Return exactly the lines of the data below, from the one that contains "Transcribe this image's" through the final line, and leave out every picture.
— begin Stored data —
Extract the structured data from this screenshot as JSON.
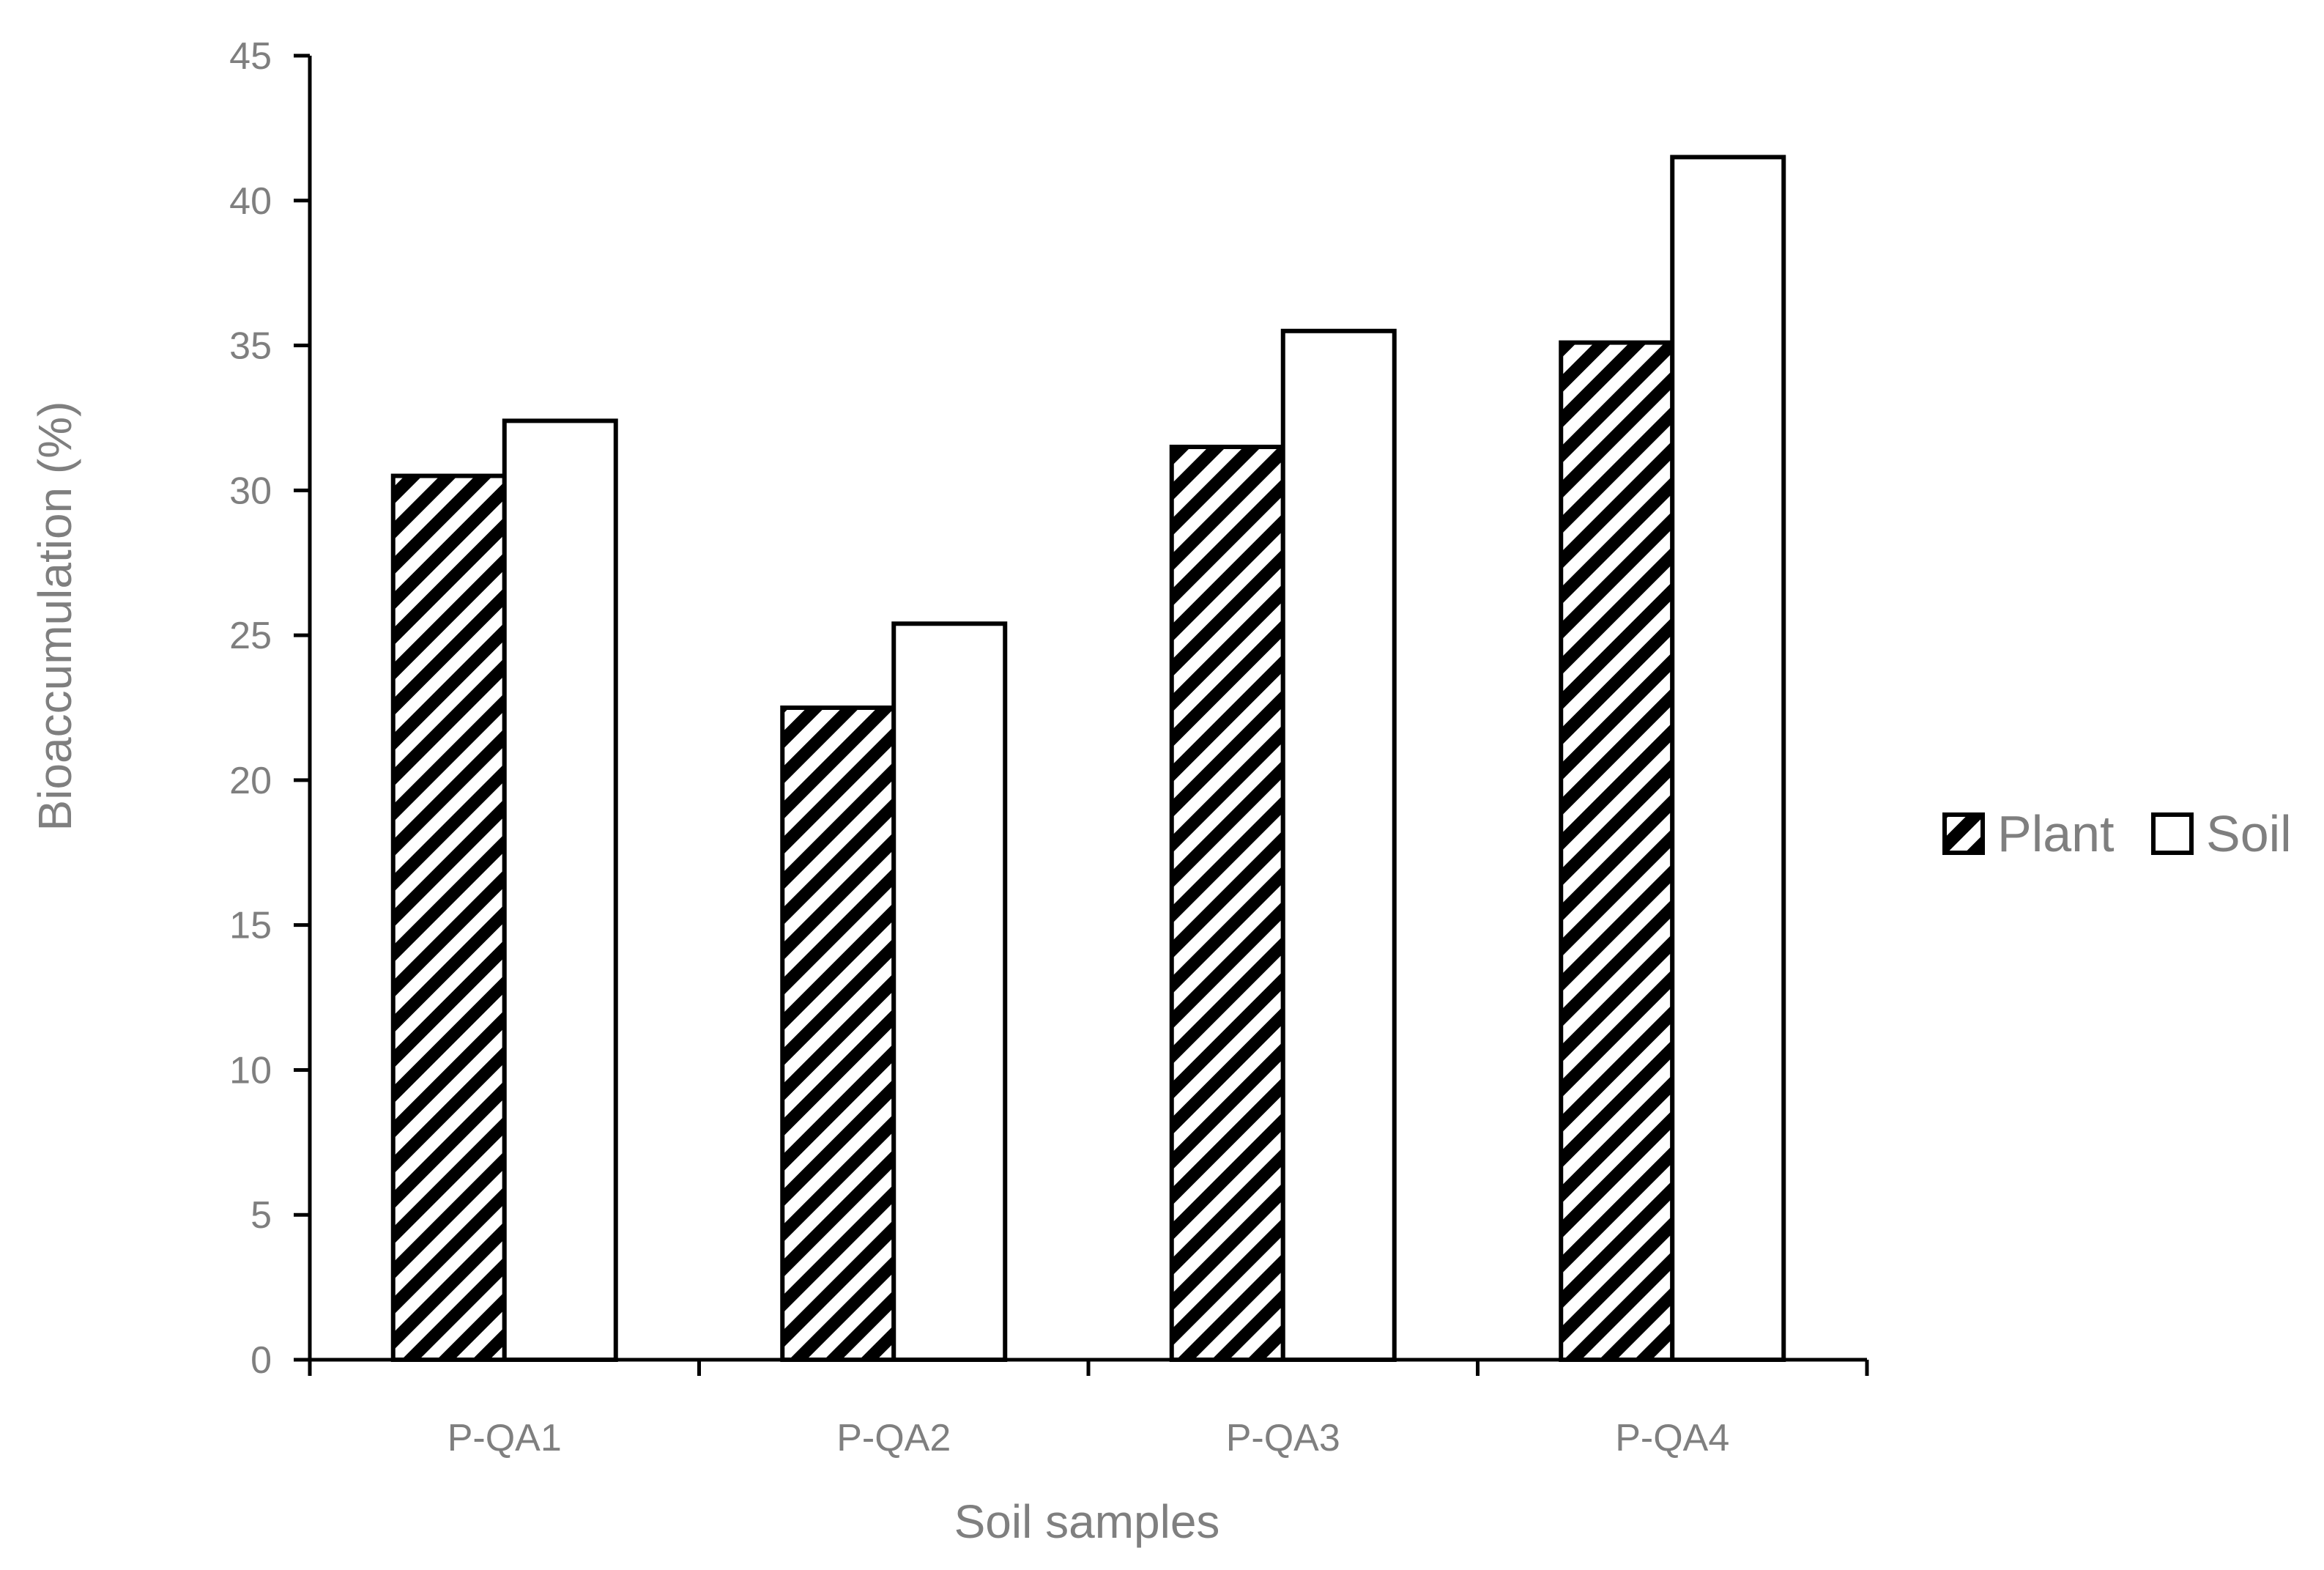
{
  "chart_data": {
    "type": "bar",
    "title": "",
    "xlabel": "Soil samples",
    "ylabel": "Bioaccumulation (%)",
    "ylim": [
      0,
      45
    ],
    "yticks": [
      0,
      5,
      10,
      15,
      20,
      25,
      30,
      35,
      40,
      45
    ],
    "categories": [
      "P-QA1",
      "P-QA2",
      "P-QA3",
      "P-QA4"
    ],
    "series": [
      {
        "name": "Plant",
        "values": [
          30.5,
          22.5,
          31.5,
          35.1
        ],
        "fill": "hatched"
      },
      {
        "name": "Soil",
        "values": [
          32.4,
          25.4,
          35.5,
          41.5
        ],
        "fill": "white"
      }
    ],
    "grid": false,
    "legend_position": "right"
  },
  "colors": {
    "stroke": "#000000",
    "text": "#7f7f7f",
    "background": "#ffffff"
  }
}
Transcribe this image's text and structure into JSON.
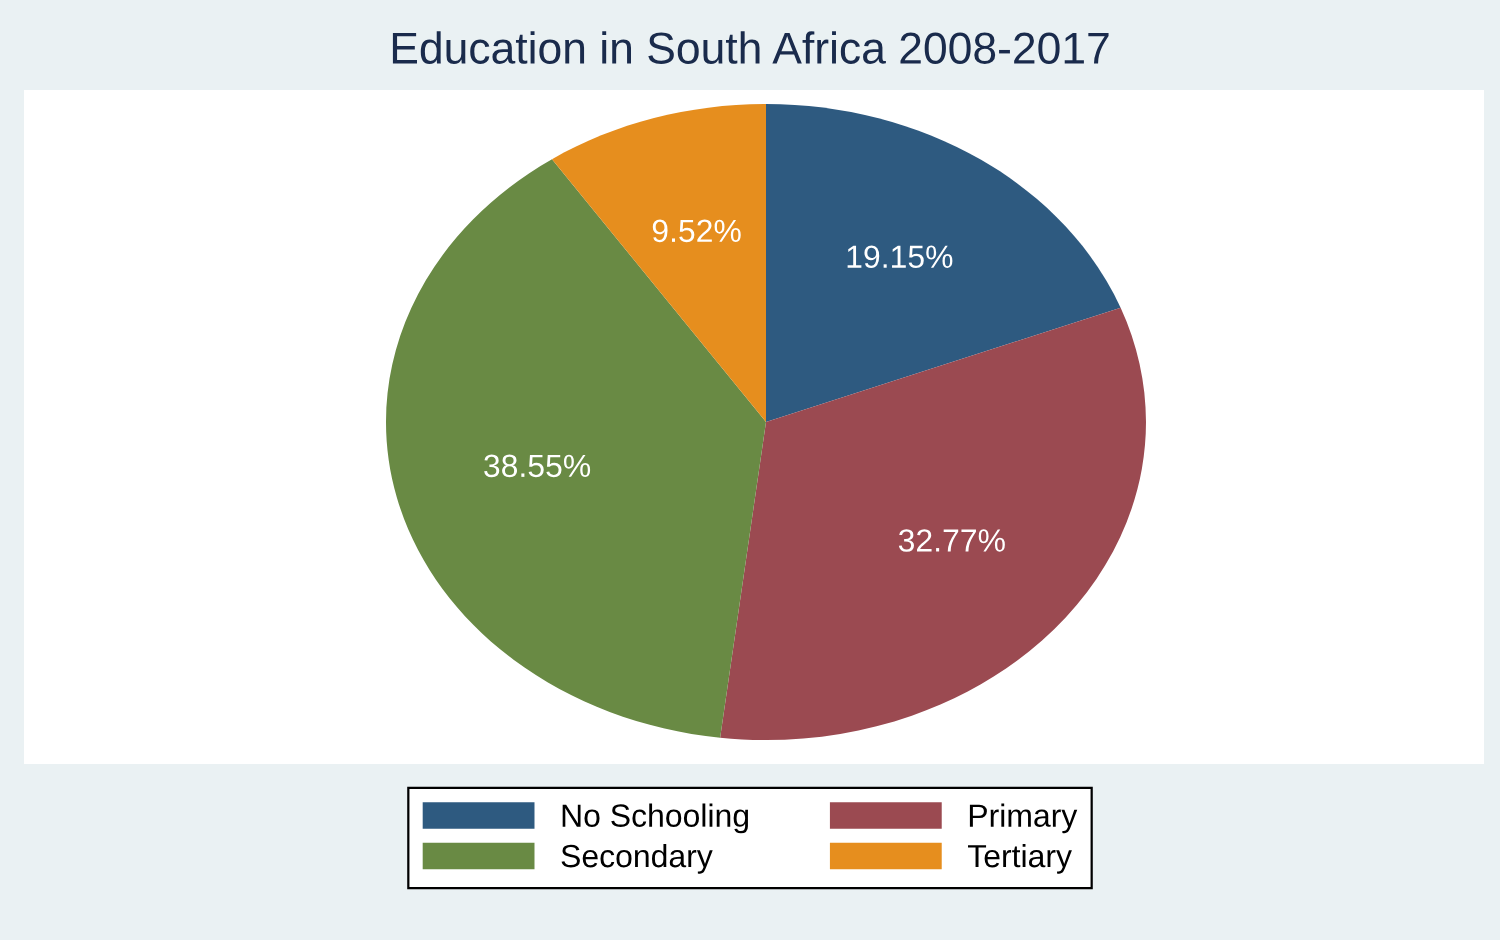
{
  "chart_data": {
    "type": "pie",
    "title": "Education in South Africa 2008-2017",
    "categories": [
      "No Schooling",
      "Primary",
      "Secondary",
      "Tertiary"
    ],
    "values": [
      19.15,
      32.77,
      38.55,
      9.52
    ],
    "colors": [
      "#2e5a80",
      "#9b4a51",
      "#698a44",
      "#e68e1e"
    ],
    "value_labels": [
      "19.15%",
      "32.77%",
      "38.55%",
      "9.52%"
    ],
    "legend": "bottom"
  }
}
— end Stored data —
* [Task result]
Transcribe this image's text and structure into JSON.
{
  "chart_data": {
    "type": "pie",
    "title": "Education in South Africa 2008-2017",
    "categories": [
      "No Schooling",
      "Primary",
      "Secondary",
      "Tertiary"
    ],
    "values": [
      19.15,
      32.77,
      38.55,
      9.52
    ],
    "colors": [
      "#2e5a80",
      "#9b4a51",
      "#698a44",
      "#e68e1e"
    ],
    "value_labels": [
      "19.15%",
      "32.77%",
      "38.55%",
      "9.52%"
    ],
    "legend": "bottom"
  }
}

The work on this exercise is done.